## EXERCISE BRIEF
Copy the records below word for word, line by line, and leave out the pictures.

## ENTRIES SHOWN
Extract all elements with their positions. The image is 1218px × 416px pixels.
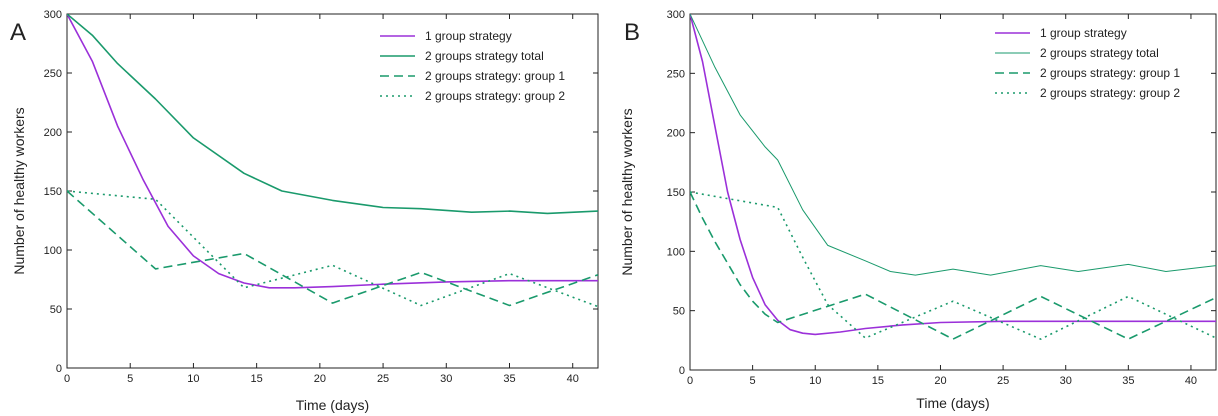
y-tick-label: 100 (667, 246, 685, 258)
legend: 1 group strategy 2 groups strategy total 2… (995, 26, 1180, 100)
x-tick-label: 5 (127, 373, 133, 385)
y-tick-label: 200 (667, 128, 685, 140)
series-line-3 (690, 191, 1216, 340)
x-tick-label: 10 (187, 373, 199, 385)
y-tick-label: 200 (44, 127, 62, 139)
x-axis-label: Time (days) (916, 395, 989, 411)
x-tick-label: 15 (251, 373, 263, 385)
x-tick-label: 30 (440, 373, 452, 385)
x-tick-label: 0 (687, 375, 693, 387)
y-axis-label: Number of healthy workers (11, 107, 27, 274)
panel-letter: B (624, 19, 640, 46)
x-tick-label: 20 (934, 375, 946, 387)
series-line-4 (67, 190, 598, 308)
series-line-2 (690, 14, 1216, 276)
x-tick-label: 10 (809, 375, 821, 387)
y-tick-label: 300 (667, 9, 685, 21)
x-tick-label: 25 (997, 375, 1009, 387)
x-tick-label: 40 (1185, 375, 1197, 387)
legend: 1 group strategy 2 groups strategy total 2… (380, 29, 565, 103)
y-tick-label: 150 (44, 186, 62, 198)
x-tick-label: 30 (1060, 375, 1072, 387)
y-tick-label: 100 (44, 245, 62, 257)
series-line-4 (690, 191, 1216, 340)
x-tick-label: 15 (872, 375, 884, 387)
x-tick-label: 35 (503, 373, 515, 385)
legend-entry: 1 group strategy (1040, 26, 1127, 40)
series-line-1 (690, 14, 1216, 336)
x-tick-label: 25 (377, 373, 389, 385)
y-tick-label: 250 (44, 68, 62, 80)
y-tick-label: 0 (56, 363, 62, 375)
panel-b: 0 5 10 15 20 25 30 35 40 0 50 100 150 200 250 300 Time (… (619, 9, 1217, 411)
y-axis-label: Number of healthy workers (619, 108, 635, 275)
legend-entry: 2 groups strategy total (1040, 46, 1159, 60)
y-tick-label: 50 (673, 306, 685, 318)
x-axis-label: Time (days) (296, 397, 369, 413)
x-tick-label: 40 (567, 373, 579, 385)
panel-letter: A (10, 19, 26, 46)
y-tick-label: 0 (679, 365, 685, 377)
legend-entry: 1 group strategy (425, 29, 512, 43)
legend-entry: 2 groups strategy: group 2 (1040, 86, 1180, 100)
x-tick-label: 20 (314, 373, 326, 385)
y-tick-label: 300 (44, 9, 62, 21)
y-tick-label: 50 (50, 304, 62, 316)
x-tick-label: 35 (1122, 375, 1134, 387)
x-tick-label: 0 (64, 373, 70, 385)
series-line-3 (67, 190, 598, 307)
series-line-2 (67, 14, 598, 215)
x-tick-label: 5 (750, 375, 756, 387)
plot-frame (66, 13, 599, 369)
legend-entry: 2 groups strategy total (425, 49, 544, 63)
y-tick-label: 150 (667, 187, 685, 199)
legend-entry: 2 groups strategy: group 1 (425, 69, 565, 83)
y-tick-label: 250 (667, 68, 685, 80)
legend-entry: 2 groups strategy: group 2 (425, 89, 565, 103)
series-line-1 (67, 14, 598, 289)
panel-a: 0 5 10 15 20 25 30 35 40 0 50 100 150 200 250 300 Time (… (10, 9, 599, 413)
legend-entry: 2 groups strategy: group 1 (1040, 66, 1180, 80)
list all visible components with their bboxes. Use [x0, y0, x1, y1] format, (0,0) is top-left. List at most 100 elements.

## THE SOLUTION
Extract all elements with their positions. The image is 1218px × 416px pixels.
y-tick-label: 100 (667, 246, 685, 258)
legend: 1 group strategy 2 groups strategy total 2… (995, 26, 1180, 100)
x-tick-label: 5 (127, 373, 133, 385)
y-tick-label: 200 (667, 128, 685, 140)
series-line-3 (690, 191, 1216, 340)
x-tick-label: 10 (187, 373, 199, 385)
y-tick-label: 200 (44, 127, 62, 139)
x-axis-label: Time (days) (916, 395, 989, 411)
x-tick-label: 15 (251, 373, 263, 385)
x-tick-label: 30 (440, 373, 452, 385)
x-tick-label: 0 (687, 375, 693, 387)
y-axis-label: Number of healthy workers (11, 107, 27, 274)
panel-letter: B (624, 19, 640, 46)
x-tick-label: 20 (934, 375, 946, 387)
series-line-4 (67, 190, 598, 308)
series-line-2 (690, 14, 1216, 276)
x-tick-label: 10 (809, 375, 821, 387)
y-tick-label: 300 (667, 9, 685, 21)
x-tick-label: 25 (997, 375, 1009, 387)
x-tick-label: 40 (1185, 375, 1197, 387)
legend: 1 group strategy 2 groups strategy total 2… (380, 29, 565, 103)
y-tick-label: 150 (44, 186, 62, 198)
x-tick-label: 30 (1060, 375, 1072, 387)
y-tick-label: 100 (44, 245, 62, 257)
series-line-4 (690, 191, 1216, 340)
x-tick-label: 15 (872, 375, 884, 387)
x-tick-label: 35 (503, 373, 515, 385)
legend-entry: 1 group strategy (1040, 26, 1127, 40)
series-line-1 (690, 14, 1216, 336)
x-tick-label: 25 (377, 373, 389, 385)
y-tick-label: 250 (44, 68, 62, 80)
y-tick-label: 0 (56, 363, 62, 375)
panel-b: 0 5 10 15 20 25 30 35 40 0 50 100 150 200 250 300 Time (… (619, 9, 1217, 411)
y-axis-label: Number of healthy workers (619, 108, 635, 275)
legend-entry: 2 groups strategy total (1040, 46, 1159, 60)
y-tick-label: 50 (673, 306, 685, 318)
x-axis-label: Time (days) (296, 397, 369, 413)
x-tick-label: 40 (567, 373, 579, 385)
panel-letter: A (10, 19, 26, 46)
y-tick-label: 0 (679, 365, 685, 377)
legend-entry: 1 group strategy (425, 29, 512, 43)
legend-entry: 2 groups strategy: group 2 (1040, 86, 1180, 100)
x-tick-label: 20 (314, 373, 326, 385)
y-tick-label: 300 (44, 9, 62, 21)
y-tick-label: 50 (50, 304, 62, 316)
x-tick-label: 35 (1122, 375, 1134, 387)
x-tick-label: 0 (64, 373, 70, 385)
series-line-3 (67, 190, 598, 307)
series-line-2 (67, 14, 598, 215)
x-tick-label: 5 (750, 375, 756, 387)
plot-frame (66, 13, 599, 369)
legend-entry: 2 groups strategy total (425, 49, 544, 63)
y-tick-label: 150 (667, 187, 685, 199)
legend-entry: 2 groups strategy: group 1 (425, 69, 565, 83)
y-tick-label: 250 (667, 68, 685, 80)
legend-entry: 2 groups strategy: group 2 (425, 89, 565, 103)
series-line-1 (67, 14, 598, 289)
panel-a: 0 5 10 15 20 25 30 35 40 0 50 100 150 200 250 300 Time (… (10, 9, 599, 413)
legend-entry: 2 groups strategy: group 1 (1040, 66, 1180, 80)
list all visible components with their bboxes. Use [x0, y0, x1, y1] format, (0,0) is top-left. List at most 100 elements.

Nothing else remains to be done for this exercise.